> _STATED PROBLEM_: Once the pictures are set aside, transcribe the remaining data exactly.
____ ENTRIES SUPPLIED
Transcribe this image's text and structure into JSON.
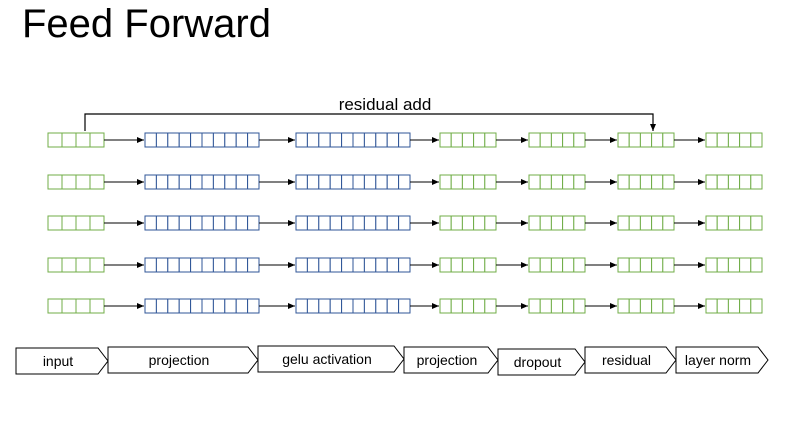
{
  "title": "Feed Forward",
  "residual_label": "residual add",
  "rows": 5,
  "colors": {
    "green": "#70ad47",
    "blue": "#2f5597",
    "stroke": "#000000"
  },
  "blocks": [
    {
      "cells": 4,
      "color": "green"
    },
    {
      "cells": 10,
      "color": "blue"
    },
    {
      "cells": 10,
      "color": "blue"
    },
    {
      "cells": 5,
      "color": "green"
    },
    {
      "cells": 5,
      "color": "green"
    },
    {
      "cells": 5,
      "color": "green"
    },
    {
      "cells": 5,
      "color": "green"
    }
  ],
  "stages": [
    "input",
    "projection",
    "gelu activation",
    "projection",
    "dropout",
    "residual",
    "layer norm"
  ]
}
________
> _EXERCISE SOLUTION_:
Transcribe this image's text and structure into JSON.
{
  "title": "Feed Forward",
  "residual_label": "residual add",
  "rows": 5,
  "colors": {
    "green": "#70ad47",
    "blue": "#2f5597",
    "stroke": "#000000"
  },
  "blocks": [
    {
      "cells": 4,
      "color": "green"
    },
    {
      "cells": 10,
      "color": "blue"
    },
    {
      "cells": 10,
      "color": "blue"
    },
    {
      "cells": 5,
      "color": "green"
    },
    {
      "cells": 5,
      "color": "green"
    },
    {
      "cells": 5,
      "color": "green"
    },
    {
      "cells": 5,
      "color": "green"
    }
  ],
  "stages": [
    "input",
    "projection",
    "gelu activation",
    "projection",
    "dropout",
    "residual",
    "layer norm"
  ]
}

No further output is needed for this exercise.